YOUR TASK> Copy out the records in full, word for word, without pictures.
# RECORDS FOR PROCESSING start
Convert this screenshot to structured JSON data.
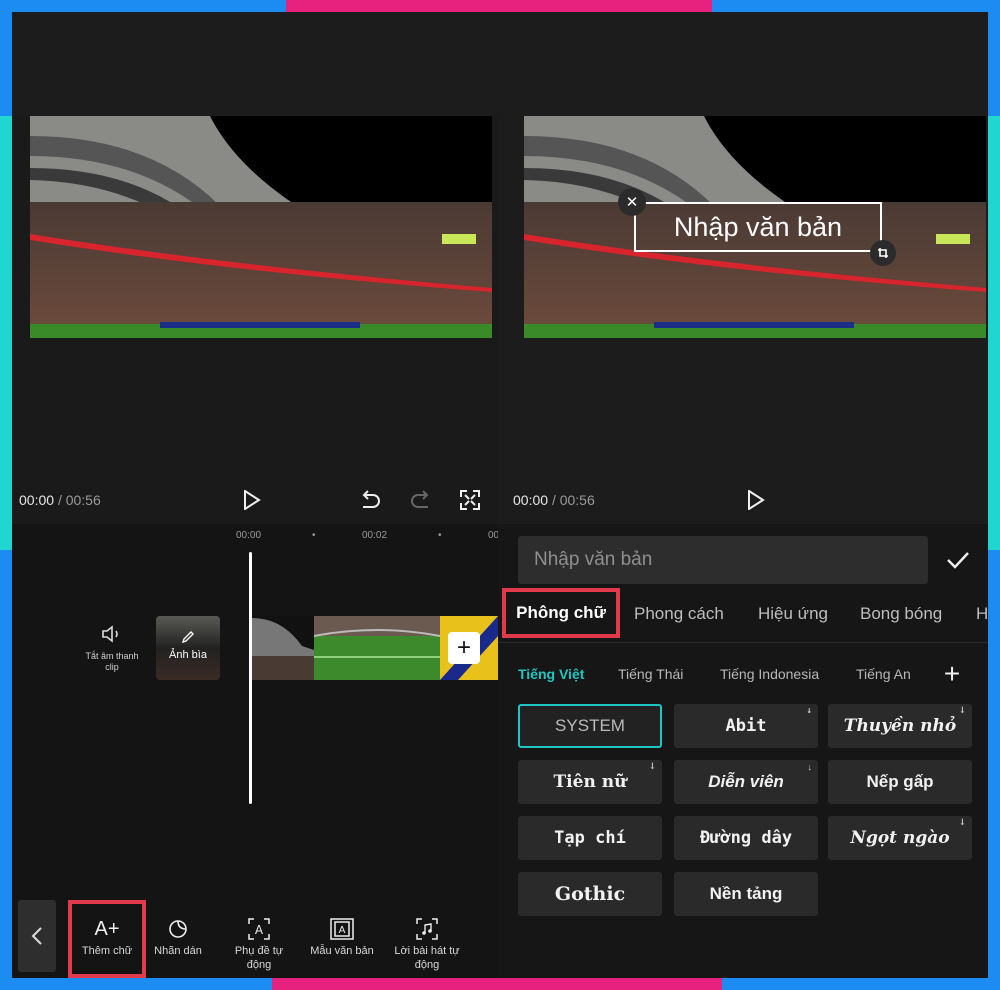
{
  "colors": {
    "accent_teal": "#1fc7c4",
    "highlight_red": "#e23a4a",
    "border_blue": "#1d8cf2",
    "border_pink": "#e6227e",
    "border_cyan": "#1fd6d0"
  },
  "left": {
    "time_current": "00:00",
    "time_total": "/ 00:56",
    "ruler": [
      "00:00",
      "00:02",
      "00"
    ],
    "mute_label": "Tắt âm thanh clip",
    "cover_label": "Ảnh bìa",
    "toolbar": [
      {
        "label": "Thêm chữ",
        "icon": "text-add-icon"
      },
      {
        "label": "Nhãn dán",
        "icon": "sticker-icon"
      },
      {
        "label": "Phụ đề tự động",
        "icon": "auto-caption-icon"
      },
      {
        "label": "Mẫu văn bản",
        "icon": "text-template-icon"
      },
      {
        "label": "Lời bài hát tự động",
        "icon": "auto-lyrics-icon"
      }
    ]
  },
  "right": {
    "time_current": "00:00",
    "time_total": "/ 00:56",
    "overlay_text": "Nhập văn bản",
    "input_placeholder": "Nhập văn bản",
    "tabs": [
      "Phông chữ",
      "Phong cách",
      "Hiệu ứng",
      "Bong bóng",
      "H"
    ],
    "languages": [
      "Tiếng Việt",
      "Tiếng Thái",
      "Tiếng Indonesia",
      "Tiếng An"
    ],
    "fonts": [
      {
        "name": "SYSTEM",
        "selected": true,
        "download": false
      },
      {
        "name": "Abit",
        "selected": false,
        "download": true
      },
      {
        "name": "Thuyền nhỏ",
        "selected": false,
        "download": true
      },
      {
        "name": "Tiên nữ",
        "selected": false,
        "download": true
      },
      {
        "name": "Diễn viên",
        "selected": false,
        "download": true
      },
      {
        "name": "Nếp gấp",
        "selected": false,
        "download": false
      },
      {
        "name": "Tạp chí",
        "selected": false,
        "download": false
      },
      {
        "name": "Đường dây",
        "selected": false,
        "download": false
      },
      {
        "name": "Ngọt ngào",
        "selected": false,
        "download": true
      },
      {
        "name": "Gothic",
        "selected": false,
        "download": false
      },
      {
        "name": "Nền tảng",
        "selected": false,
        "download": false
      }
    ]
  }
}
# RECORDS FOR PROCESSING end
COMPLETE RESPONSE>
Convert this screenshot to structured JSON data.
{
  "colors": {
    "accent_teal": "#1fc7c4",
    "highlight_red": "#e23a4a",
    "border_blue": "#1d8cf2",
    "border_pink": "#e6227e",
    "border_cyan": "#1fd6d0"
  },
  "left": {
    "time_current": "00:00",
    "time_total": "/ 00:56",
    "ruler": [
      "00:00",
      "00:02",
      "00"
    ],
    "mute_label": "Tắt âm thanh clip",
    "cover_label": "Ảnh bìa",
    "toolbar": [
      {
        "label": "Thêm chữ",
        "icon": "text-add-icon"
      },
      {
        "label": "Nhãn dán",
        "icon": "sticker-icon"
      },
      {
        "label": "Phụ đề tự động",
        "icon": "auto-caption-icon"
      },
      {
        "label": "Mẫu văn bản",
        "icon": "text-template-icon"
      },
      {
        "label": "Lời bài hát tự động",
        "icon": "auto-lyrics-icon"
      }
    ]
  },
  "right": {
    "time_current": "00:00",
    "time_total": "/ 00:56",
    "overlay_text": "Nhập văn bản",
    "input_placeholder": "Nhập văn bản",
    "tabs": [
      "Phông chữ",
      "Phong cách",
      "Hiệu ứng",
      "Bong bóng",
      "H"
    ],
    "languages": [
      "Tiếng Việt",
      "Tiếng Thái",
      "Tiếng Indonesia",
      "Tiếng An"
    ],
    "fonts": [
      {
        "name": "SYSTEM",
        "selected": true,
        "download": false
      },
      {
        "name": "Abit",
        "selected": false,
        "download": true
      },
      {
        "name": "Thuyền nhỏ",
        "selected": false,
        "download": true
      },
      {
        "name": "Tiên nữ",
        "selected": false,
        "download": true
      },
      {
        "name": "Diễn viên",
        "selected": false,
        "download": true
      },
      {
        "name": "Nếp gấp",
        "selected": false,
        "download": false
      },
      {
        "name": "Tạp chí",
        "selected": false,
        "download": false
      },
      {
        "name": "Đường dây",
        "selected": false,
        "download": false
      },
      {
        "name": "Ngọt ngào",
        "selected": false,
        "download": true
      },
      {
        "name": "Gothic",
        "selected": false,
        "download": false
      },
      {
        "name": "Nền tảng",
        "selected": false,
        "download": false
      }
    ]
  }
}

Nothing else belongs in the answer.